§ **Given problem**: Repeat the listing in full. Nothing may be added or left out.

-- -- --

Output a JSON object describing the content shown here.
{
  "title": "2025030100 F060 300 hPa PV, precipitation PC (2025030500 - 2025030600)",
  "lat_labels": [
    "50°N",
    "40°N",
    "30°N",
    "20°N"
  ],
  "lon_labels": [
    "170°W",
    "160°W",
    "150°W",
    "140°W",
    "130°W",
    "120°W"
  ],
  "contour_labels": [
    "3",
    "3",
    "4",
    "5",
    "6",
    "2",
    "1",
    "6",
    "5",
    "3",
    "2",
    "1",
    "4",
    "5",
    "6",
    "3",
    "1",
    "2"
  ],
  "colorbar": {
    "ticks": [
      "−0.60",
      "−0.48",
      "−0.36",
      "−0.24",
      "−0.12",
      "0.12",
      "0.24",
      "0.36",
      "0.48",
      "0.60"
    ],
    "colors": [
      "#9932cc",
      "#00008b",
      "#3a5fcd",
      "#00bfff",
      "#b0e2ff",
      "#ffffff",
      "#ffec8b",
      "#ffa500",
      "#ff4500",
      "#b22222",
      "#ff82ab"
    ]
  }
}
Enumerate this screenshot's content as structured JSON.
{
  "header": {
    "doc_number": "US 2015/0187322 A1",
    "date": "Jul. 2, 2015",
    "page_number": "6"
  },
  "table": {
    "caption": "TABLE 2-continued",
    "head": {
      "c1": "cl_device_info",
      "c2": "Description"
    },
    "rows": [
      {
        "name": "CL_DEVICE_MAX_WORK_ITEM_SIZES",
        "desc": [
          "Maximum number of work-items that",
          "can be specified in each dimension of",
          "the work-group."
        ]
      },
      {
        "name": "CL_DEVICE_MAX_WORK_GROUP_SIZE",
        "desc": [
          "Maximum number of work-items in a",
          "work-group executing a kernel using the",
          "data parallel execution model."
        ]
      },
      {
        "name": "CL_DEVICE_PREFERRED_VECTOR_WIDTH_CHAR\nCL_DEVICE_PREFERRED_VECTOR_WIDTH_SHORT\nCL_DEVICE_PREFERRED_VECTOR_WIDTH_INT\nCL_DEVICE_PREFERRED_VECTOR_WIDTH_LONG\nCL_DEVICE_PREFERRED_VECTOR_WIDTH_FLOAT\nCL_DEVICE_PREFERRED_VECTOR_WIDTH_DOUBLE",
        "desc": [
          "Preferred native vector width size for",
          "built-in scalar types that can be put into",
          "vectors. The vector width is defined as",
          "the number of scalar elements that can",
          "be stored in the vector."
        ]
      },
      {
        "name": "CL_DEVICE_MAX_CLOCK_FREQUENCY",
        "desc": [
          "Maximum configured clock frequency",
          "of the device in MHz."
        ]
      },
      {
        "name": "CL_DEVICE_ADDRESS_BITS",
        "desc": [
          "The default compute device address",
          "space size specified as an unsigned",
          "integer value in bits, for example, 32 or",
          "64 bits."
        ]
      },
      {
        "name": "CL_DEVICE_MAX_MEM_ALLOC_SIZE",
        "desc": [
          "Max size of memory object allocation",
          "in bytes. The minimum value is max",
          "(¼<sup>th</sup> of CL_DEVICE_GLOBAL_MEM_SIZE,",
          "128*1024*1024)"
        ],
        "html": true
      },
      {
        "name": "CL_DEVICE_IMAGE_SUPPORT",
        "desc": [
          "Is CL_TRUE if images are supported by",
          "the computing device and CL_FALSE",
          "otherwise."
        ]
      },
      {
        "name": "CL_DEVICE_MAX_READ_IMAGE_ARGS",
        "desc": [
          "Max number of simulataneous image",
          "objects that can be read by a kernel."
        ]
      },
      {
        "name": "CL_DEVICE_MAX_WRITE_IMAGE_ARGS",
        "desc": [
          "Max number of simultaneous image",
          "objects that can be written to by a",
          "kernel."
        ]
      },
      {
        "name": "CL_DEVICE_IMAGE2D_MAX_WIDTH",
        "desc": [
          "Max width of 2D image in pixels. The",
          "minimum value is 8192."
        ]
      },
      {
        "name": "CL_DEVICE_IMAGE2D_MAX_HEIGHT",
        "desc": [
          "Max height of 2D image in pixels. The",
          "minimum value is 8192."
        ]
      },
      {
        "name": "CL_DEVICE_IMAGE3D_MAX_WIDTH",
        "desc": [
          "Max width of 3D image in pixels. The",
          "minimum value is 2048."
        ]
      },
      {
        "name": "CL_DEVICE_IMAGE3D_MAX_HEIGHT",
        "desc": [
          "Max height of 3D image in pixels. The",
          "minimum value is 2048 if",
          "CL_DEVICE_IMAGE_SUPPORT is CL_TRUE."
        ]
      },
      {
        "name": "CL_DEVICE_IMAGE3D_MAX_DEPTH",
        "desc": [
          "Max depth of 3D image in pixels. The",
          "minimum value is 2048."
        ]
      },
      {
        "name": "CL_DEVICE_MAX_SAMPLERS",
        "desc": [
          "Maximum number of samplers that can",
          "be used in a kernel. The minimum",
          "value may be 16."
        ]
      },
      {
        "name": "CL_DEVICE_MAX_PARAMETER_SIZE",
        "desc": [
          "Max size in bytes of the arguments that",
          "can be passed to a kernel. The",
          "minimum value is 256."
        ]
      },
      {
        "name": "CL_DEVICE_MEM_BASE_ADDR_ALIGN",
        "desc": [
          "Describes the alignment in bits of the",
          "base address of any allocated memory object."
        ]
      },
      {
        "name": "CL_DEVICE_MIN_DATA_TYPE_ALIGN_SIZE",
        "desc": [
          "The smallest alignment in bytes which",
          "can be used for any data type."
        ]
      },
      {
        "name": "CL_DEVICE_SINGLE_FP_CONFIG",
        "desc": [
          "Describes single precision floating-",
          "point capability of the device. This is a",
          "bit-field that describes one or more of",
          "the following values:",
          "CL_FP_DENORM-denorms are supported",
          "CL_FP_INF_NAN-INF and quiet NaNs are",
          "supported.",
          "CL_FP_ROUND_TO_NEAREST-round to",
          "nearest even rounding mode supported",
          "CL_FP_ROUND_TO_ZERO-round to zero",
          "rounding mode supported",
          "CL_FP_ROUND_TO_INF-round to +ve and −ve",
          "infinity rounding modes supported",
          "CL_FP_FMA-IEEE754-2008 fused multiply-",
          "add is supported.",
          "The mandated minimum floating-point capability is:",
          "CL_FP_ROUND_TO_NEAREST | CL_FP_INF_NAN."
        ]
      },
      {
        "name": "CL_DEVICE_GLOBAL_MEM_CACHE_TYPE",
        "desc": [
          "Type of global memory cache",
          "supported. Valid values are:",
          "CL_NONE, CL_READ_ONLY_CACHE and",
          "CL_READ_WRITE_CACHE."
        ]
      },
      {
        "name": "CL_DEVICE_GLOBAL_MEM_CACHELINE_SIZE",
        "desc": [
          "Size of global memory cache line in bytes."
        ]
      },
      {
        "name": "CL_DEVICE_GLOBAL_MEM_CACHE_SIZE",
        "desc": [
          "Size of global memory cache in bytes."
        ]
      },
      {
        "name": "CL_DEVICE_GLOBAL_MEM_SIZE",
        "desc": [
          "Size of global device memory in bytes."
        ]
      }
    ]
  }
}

-- -- --

§ **Task solution**:
Output a JSON object describing the content shown here.
{
  "title": "2025030100 F060 300 hPa PV, precipitation PC (2025030500 - 2025030600)",
  "lat_labels": [
    "50°N",
    "40°N",
    "30°N",
    "20°N"
  ],
  "lon_labels": [
    "170°W",
    "160°W",
    "150°W",
    "140°W",
    "130°W",
    "120°W"
  ],
  "contour_labels": [
    "3",
    "3",
    "4",
    "5",
    "6",
    "2",
    "1",
    "6",
    "5",
    "3",
    "2",
    "1",
    "4",
    "5",
    "6",
    "3",
    "1",
    "2"
  ],
  "colorbar": {
    "ticks": [
      "−0.60",
      "−0.48",
      "−0.36",
      "−0.24",
      "−0.12",
      "0.12",
      "0.24",
      "0.36",
      "0.48",
      "0.60"
    ],
    "colors": [
      "#9932cc",
      "#00008b",
      "#3a5fcd",
      "#00bfff",
      "#b0e2ff",
      "#ffffff",
      "#ffec8b",
      "#ffa500",
      "#ff4500",
      "#b22222",
      "#ff82ab"
    ]
  }
}
Enumerate this screenshot's content as structured JSON.
{
  "header": {
    "doc_number": "US 2015/0187322 A1",
    "date": "Jul. 2, 2015",
    "page_number": "6"
  },
  "table": {
    "caption": "TABLE 2-continued",
    "head": {
      "c1": "cl_device_info",
      "c2": "Description"
    },
    "rows": [
      {
        "name": "CL_DEVICE_MAX_WORK_ITEM_SIZES",
        "desc": [
          "Maximum number of work-items that",
          "can be specified in each dimension of",
          "the work-group."
        ]
      },
      {
        "name": "CL_DEVICE_MAX_WORK_GROUP_SIZE",
        "desc": [
          "Maximum number of work-items in a",
          "work-group executing a kernel using the",
          "data parallel execution model."
        ]
      },
      {
        "name": "CL_DEVICE_PREFERRED_VECTOR_WIDTH_CHAR\nCL_DEVICE_PREFERRED_VECTOR_WIDTH_SHORT\nCL_DEVICE_PREFERRED_VECTOR_WIDTH_INT\nCL_DEVICE_PREFERRED_VECTOR_WIDTH_LONG\nCL_DEVICE_PREFERRED_VECTOR_WIDTH_FLOAT\nCL_DEVICE_PREFERRED_VECTOR_WIDTH_DOUBLE",
        "desc": [
          "Preferred native vector width size for",
          "built-in scalar types that can be put into",
          "vectors. The vector width is defined as",
          "the number of scalar elements that can",
          "be stored in the vector."
        ]
      },
      {
        "name": "CL_DEVICE_MAX_CLOCK_FREQUENCY",
        "desc": [
          "Maximum configured clock frequency",
          "of the device in MHz."
        ]
      },
      {
        "name": "CL_DEVICE_ADDRESS_BITS",
        "desc": [
          "The default compute device address",
          "space size specified as an unsigned",
          "integer value in bits, for example, 32 or",
          "64 bits."
        ]
      },
      {
        "name": "CL_DEVICE_MAX_MEM_ALLOC_SIZE",
        "desc": [
          "Max size of memory object allocation",
          "in bytes. The minimum value is max",
          "(¼<sup>th</sup> of CL_DEVICE_GLOBAL_MEM_SIZE,",
          "128*1024*1024)"
        ],
        "html": true
      },
      {
        "name": "CL_DEVICE_IMAGE_SUPPORT",
        "desc": [
          "Is CL_TRUE if images are supported by",
          "the computing device and CL_FALSE",
          "otherwise."
        ]
      },
      {
        "name": "CL_DEVICE_MAX_READ_IMAGE_ARGS",
        "desc": [
          "Max number of simulataneous image",
          "objects that can be read by a kernel."
        ]
      },
      {
        "name": "CL_DEVICE_MAX_WRITE_IMAGE_ARGS",
        "desc": [
          "Max number of simultaneous image",
          "objects that can be written to by a",
          "kernel."
        ]
      },
      {
        "name": "CL_DEVICE_IMAGE2D_MAX_WIDTH",
        "desc": [
          "Max width of 2D image in pixels. The",
          "minimum value is 8192."
        ]
      },
      {
        "name": "CL_DEVICE_IMAGE2D_MAX_HEIGHT",
        "desc": [
          "Max height of 2D image in pixels. The",
          "minimum value is 8192."
        ]
      },
      {
        "name": "CL_DEVICE_IMAGE3D_MAX_WIDTH",
        "desc": [
          "Max width of 3D image in pixels. The",
          "minimum value is 2048."
        ]
      },
      {
        "name": "CL_DEVICE_IMAGE3D_MAX_HEIGHT",
        "desc": [
          "Max height of 3D image in pixels. The",
          "minimum value is 2048 if",
          "CL_DEVICE_IMAGE_SUPPORT is CL_TRUE."
        ]
      },
      {
        "name": "CL_DEVICE_IMAGE3D_MAX_DEPTH",
        "desc": [
          "Max depth of 3D image in pixels. The",
          "minimum value is 2048."
        ]
      },
      {
        "name": "CL_DEVICE_MAX_SAMPLERS",
        "desc": [
          "Maximum number of samplers that can",
          "be used in a kernel. The minimum",
          "value may be 16."
        ]
      },
      {
        "name": "CL_DEVICE_MAX_PARAMETER_SIZE",
        "desc": [
          "Max size in bytes of the arguments that",
          "can be passed to a kernel. The",
          "minimum value is 256."
        ]
      },
      {
        "name": "CL_DEVICE_MEM_BASE_ADDR_ALIGN",
        "desc": [
          "Describes the alignment in bits of the",
          "base address of any allocated memory object."
        ]
      },
      {
        "name": "CL_DEVICE_MIN_DATA_TYPE_ALIGN_SIZE",
        "desc": [
          "The smallest alignment in bytes which",
          "can be used for any data type."
        ]
      },
      {
        "name": "CL_DEVICE_SINGLE_FP_CONFIG",
        "desc": [
          "Describes single precision floating-",
          "point capability of the device. This is a",
          "bit-field that describes one or more of",
          "the following values:",
          "CL_FP_DENORM-denorms are supported",
          "CL_FP_INF_NAN-INF and quiet NaNs are",
          "supported.",
          "CL_FP_ROUND_TO_NEAREST-round to",
          "nearest even rounding mode supported",
          "CL_FP_ROUND_TO_ZERO-round to zero",
          "rounding mode supported",
          "CL_FP_ROUND_TO_INF-round to +ve and −ve",
          "infinity rounding modes supported",
          "CL_FP_FMA-IEEE754-2008 fused multiply-",
          "add is supported.",
          "The mandated minimum floating-point capability is:",
          "CL_FP_ROUND_TO_NEAREST | CL_FP_INF_NAN."
        ]
      },
      {
        "name": "CL_DEVICE_GLOBAL_MEM_CACHE_TYPE",
        "desc": [
          "Type of global memory cache",
          "supported. Valid values are:",
          "CL_NONE, CL_READ_ONLY_CACHE and",
          "CL_READ_WRITE_CACHE."
        ]
      },
      {
        "name": "CL_DEVICE_GLOBAL_MEM_CACHELINE_SIZE",
        "desc": [
          "Size of global memory cache line in bytes."
        ]
      },
      {
        "name": "CL_DEVICE_GLOBAL_MEM_CACHE_SIZE",
        "desc": [
          "Size of global memory cache in bytes."
        ]
      },
      {
        "name": "CL_DEVICE_GLOBAL_MEM_SIZE",
        "desc": [
          "Size of global device memory in bytes."
        ]
      }
    ]
  }
}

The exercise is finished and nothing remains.